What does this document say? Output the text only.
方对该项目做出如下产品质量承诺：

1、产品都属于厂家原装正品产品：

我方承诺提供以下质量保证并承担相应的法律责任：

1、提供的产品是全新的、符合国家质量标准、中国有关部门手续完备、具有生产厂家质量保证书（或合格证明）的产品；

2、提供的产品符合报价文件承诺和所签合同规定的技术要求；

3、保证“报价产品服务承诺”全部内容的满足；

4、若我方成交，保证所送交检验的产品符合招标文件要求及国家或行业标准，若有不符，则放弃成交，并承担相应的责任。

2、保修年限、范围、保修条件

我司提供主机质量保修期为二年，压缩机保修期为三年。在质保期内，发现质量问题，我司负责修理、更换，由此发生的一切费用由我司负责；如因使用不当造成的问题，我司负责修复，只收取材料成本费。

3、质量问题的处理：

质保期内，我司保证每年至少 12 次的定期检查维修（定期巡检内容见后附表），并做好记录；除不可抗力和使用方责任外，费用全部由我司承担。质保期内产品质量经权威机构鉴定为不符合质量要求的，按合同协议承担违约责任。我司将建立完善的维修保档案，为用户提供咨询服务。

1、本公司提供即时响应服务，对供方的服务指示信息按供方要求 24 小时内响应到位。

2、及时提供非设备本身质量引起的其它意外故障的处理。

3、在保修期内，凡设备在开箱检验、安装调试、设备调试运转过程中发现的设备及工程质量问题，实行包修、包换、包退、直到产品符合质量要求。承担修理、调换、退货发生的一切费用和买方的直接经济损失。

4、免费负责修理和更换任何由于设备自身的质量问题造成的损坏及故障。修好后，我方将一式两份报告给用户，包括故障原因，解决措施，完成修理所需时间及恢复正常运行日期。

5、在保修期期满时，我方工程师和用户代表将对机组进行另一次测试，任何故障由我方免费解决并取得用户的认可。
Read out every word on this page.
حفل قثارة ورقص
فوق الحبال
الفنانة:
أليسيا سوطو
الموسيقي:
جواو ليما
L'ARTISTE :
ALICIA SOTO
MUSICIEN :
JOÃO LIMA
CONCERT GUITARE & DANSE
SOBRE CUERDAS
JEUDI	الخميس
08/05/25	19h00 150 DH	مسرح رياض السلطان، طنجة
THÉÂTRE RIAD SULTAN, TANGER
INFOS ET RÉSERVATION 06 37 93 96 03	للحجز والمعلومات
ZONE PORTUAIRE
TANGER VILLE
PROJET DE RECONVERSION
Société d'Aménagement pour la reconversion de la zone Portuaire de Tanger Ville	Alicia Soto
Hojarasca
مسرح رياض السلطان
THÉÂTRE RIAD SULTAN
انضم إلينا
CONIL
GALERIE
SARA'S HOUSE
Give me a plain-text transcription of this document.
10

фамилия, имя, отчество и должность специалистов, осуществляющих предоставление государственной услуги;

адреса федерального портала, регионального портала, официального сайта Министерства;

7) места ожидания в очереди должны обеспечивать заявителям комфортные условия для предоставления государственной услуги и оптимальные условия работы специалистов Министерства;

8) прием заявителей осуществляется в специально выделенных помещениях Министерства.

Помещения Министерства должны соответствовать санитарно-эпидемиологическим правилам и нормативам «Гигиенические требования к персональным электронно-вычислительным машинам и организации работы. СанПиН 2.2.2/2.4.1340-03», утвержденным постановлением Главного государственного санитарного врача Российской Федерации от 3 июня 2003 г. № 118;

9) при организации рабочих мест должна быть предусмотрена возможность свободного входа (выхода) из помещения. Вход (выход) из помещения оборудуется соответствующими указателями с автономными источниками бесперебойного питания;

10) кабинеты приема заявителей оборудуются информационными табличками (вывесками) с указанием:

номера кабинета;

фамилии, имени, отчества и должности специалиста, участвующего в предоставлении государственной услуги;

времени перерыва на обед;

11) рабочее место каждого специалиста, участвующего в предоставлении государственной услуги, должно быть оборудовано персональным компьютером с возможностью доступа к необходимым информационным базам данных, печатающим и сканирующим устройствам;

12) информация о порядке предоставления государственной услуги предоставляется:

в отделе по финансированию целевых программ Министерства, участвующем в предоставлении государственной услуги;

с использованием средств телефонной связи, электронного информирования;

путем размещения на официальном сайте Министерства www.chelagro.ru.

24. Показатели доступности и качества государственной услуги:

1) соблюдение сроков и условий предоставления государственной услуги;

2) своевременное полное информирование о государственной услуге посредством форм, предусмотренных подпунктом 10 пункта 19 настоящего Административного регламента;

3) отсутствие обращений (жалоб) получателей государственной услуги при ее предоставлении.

————————

→ **Exercise instructions**
Above are some records; repeat all of them exactly.

→ **Solved exercise**
What does this document say? Output the text only.
方对该项目做出如下产品质量承诺：

1、产品都属于厂家原装正品产品：

我方承诺提供以下质量保证并承担相应的法律责任：

1、提供的产品是全新的、符合国家质量标准、中国有关部门手续完备、具有生产厂家质量保证书（或合格证明）的产品；

2、提供的产品符合报价文件承诺和所签合同规定的技术要求；

3、保证“报价产品服务承诺”全部内容的满足；

4、若我方成交，保证所送交检验的产品符合招标文件要求及国家或行业标准，若有不符，则放弃成交，并承担相应的责任。

2、保修年限、范围、保修条件

我司提供主机质量保修期为二年，压缩机保修期为三年。在质保期内，发现质量问题，我司负责修理、更换，由此发生的一切费用由我司负责；如因使用不当造成的问题，我司负责修复，只收取材料成本费。

3、质量问题的处理：

质保期内，我司保证每年至少 12 次的定期检查维修（定期巡检内容见后附表），并做好记录；除不可抗力和使用方责任外，费用全部由我司承担。质保期内产品质量经权威机构鉴定为不符合质量要求的，按合同协议承担违约责任。我司将建立完善的维修保档案，为用户提供咨询服务。

1、本公司提供即时响应服务，对供方的服务指示信息按供方要求 24 小时内响应到位。

2、及时提供非设备本身质量引起的其它意外故障的处理。

3、在保修期内，凡设备在开箱检验、安装调试、设备调试运转过程中发现的设备及工程质量问题，实行包修、包换、包退、直到产品符合质量要求。承担修理、调换、退货发生的一切费用和买方的直接经济损失。

4、免费负责修理和更换任何由于设备自身的质量问题造成的损坏及故障。修好后，我方将一式两份报告给用户，包括故障原因，解决措施，完成修理所需时间及恢复正常运行日期。

5、在保修期期满时，我方工程师和用户代表将对机组进行另一次测试，任何故障由我方免费解决并取得用户的认可。
Read out every word on this page.
حفل قثارة ورقص
فوق الحبال
الفنانة:
أليسيا سوطو
الموسيقي:
جواو ليما
L'ARTISTE :
ALICIA SOTO
MUSICIEN :
JOÃO LIMA
CONCERT GUITARE & DANSE
SOBRE CUERDAS
JEUDI	الخميس
08/05/25	19h00 150 DH	مسرح رياض السلطان، طنجة
THÉÂTRE RIAD SULTAN, TANGER
INFOS ET RÉSERVATION 06 37 93 96 03	للحجز والمعلومات
ZONE PORTUAIRE
TANGER VILLE
PROJET DE RECONVERSION
Société d'Aménagement pour la reconversion de la zone Portuaire de Tanger Ville	Alicia Soto
Hojarasca
مسرح رياض السلطان
THÉÂTRE RIAD SULTAN
انضم إلينا
CONIL
GALERIE
SARA'S HOUSE
Give me a plain-text transcription of this document.
10

фамилия, имя, отчество и должность специалистов, осуществляющих предоставление государственной услуги;

адреса федерального портала, регионального портала, официального сайта Министерства;

7) места ожидания в очереди должны обеспечивать заявителям комфортные условия для предоставления государственной услуги и оптимальные условия работы специалистов Министерства;

8) прием заявителей осуществляется в специально выделенных помещениях Министерства.

Помещения Министерства должны соответствовать санитарно-эпидемиологическим правилам и нормативам «Гигиенические требования к персональным электронно-вычислительным машинам и организации работы. СанПиН 2.2.2/2.4.1340-03», утвержденным постановлением Главного государственного санитарного врача Российской Федерации от 3 июня 2003 г. № 118;

9) при организации рабочих мест должна быть предусмотрена возможность свободного входа (выхода) из помещения. Вход (выход) из помещения оборудуется соответствующими указателями с автономными источниками бесперебойного питания;

10) кабинеты приема заявителей оборудуются информационными табличками (вывесками) с указанием:

номера кабинета;

фамилии, имени, отчества и должности специалиста, участвующего в предоставлении государственной услуги;

времени перерыва на обед;

11) рабочее место каждого специалиста, участвующего в предоставлении государственной услуги, должно быть оборудовано персональным компьютером с возможностью доступа к необходимым информационным базам данных, печатающим и сканирующим устройствам;

12) информация о порядке предоставления государственной услуги предоставляется:

в отделе по финансированию целевых программ Министерства, участвующем в предоставлении государственной услуги;

с использованием средств телефонной связи, электронного информирования;

путем размещения на официальном сайте Министерства www.chelagro.ru.

24. Показатели доступности и качества государственной услуги:

1) соблюдение сроков и условий предоставления государственной услуги;

2) своевременное полное информирование о государственной услуге посредством форм, предусмотренных подпунктом 10 пункта 19 настоящего Административного регламента;

3) отсутствие обращений (жалоб) получателей государственной услуги при ее предоставлении.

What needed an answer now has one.